Materials provided »
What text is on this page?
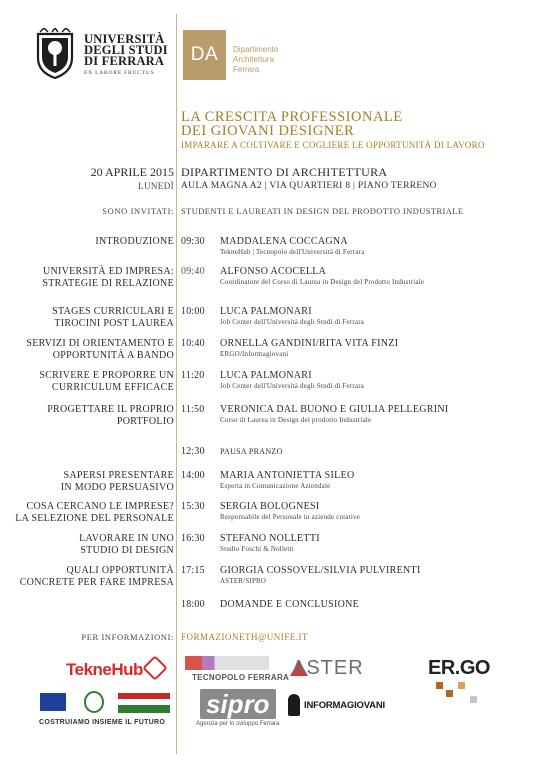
UNIVERSITÀ
DEGLI STUDI
DI FERRARA
EX LABORE FRUCTUS
DA	Dipartimento
Architettura
Ferrara
LA CRESCITA PROFESSIONALE
DEI GIOVANI DESIGNER
IMPARARE A COLTIVARE E COGLIERE LE OPPORTUNITÀ DI LAVORO
20 APRILE 2015
LUNEDÌ
DIPARTIMENTO DI ARCHITETTURA
AULA MAGNA A2 | VIA QUARTIERI 8 | PIANO TERRENO
SONO INVITATI: STUDENTI E LAUREATI IN DESIGN DEL PRODOTTO INDUSTRIALE
INTRODUZIONE 09:30 MADDALENA COCCAGNA
TekneHub | Tecnopolo dell'Università di Ferrara
UNIVERSITÀ ED IMPRESA:
STRATEGIE DI RELAZIONE
09:40 ALFONSO ACOCELLA
Coordinatore del Corso di Laurea in Design del Prodotto Industriale
STAGES CURRICULARI E
TIROCINI POST LAUREA
10:00 LUCA PALMONARI
Job Center dell'Università degli Studi di Ferrara
SERVIZI DI ORIENTAMENTO E
OPPORTUNITÀ A BANDO
10:40 ORNELLA GANDINI/RITA VITA FINZI
ERGO/Informagiovani
SCRIVERE E PROPORRE UN
CURRICULUM EFFICACE
11:20 LUCA PALMONARI
Job Center dell'Università degli Studi di Ferrara
PROGETTARE IL PROPRIO
PORTFOLIO
11:50 VERONICA DAL BUONO E GIULIA PELLEGRINI
Corso di Laurea in Design del prodotto Industriale
12:30 PAUSA PRANZO
SAPERSI PRESENTARE
IN MODO PERSUASIVO
14:00 MARIA ANTONIETTA SILEO
Esperta in Comunicazione Aziendale
COSA CERCANO LE IMPRESE?
LA SELEZIONE DEL PERSONALE
15:30 SERGIA BOLOGNESI
Responsabile del Personale in aziende creative
LAVORARE IN UNO
STUDIO DI DESIGN
16:30 STEFANO NOLLETTI
Studio Foschi & Nolletti
QUALI OPPORTUNITÀ
CONCRETE PER FARE IMPRESA
17:15 GIORGIA COSSOVEL/SILVIA PULVIRENTI
ASTER/SIPRO
18:00 DOMANDE E CONCLUSIONE
PER INFORMAZIONI: FORMAZIONETH@UNIFE.IT
TekneHub	TECNOPOLO FERRARA ASTER	ER.GO
COSTRUIAMO INSIEME IL FUTURO
sipro
Agenzia per lo sviluppo Ferrara
INFORMAGIOVANI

What you will do »
Count the lines that include the word "PALMONARI" and state the result as a bare number.

Response to this exercise »
2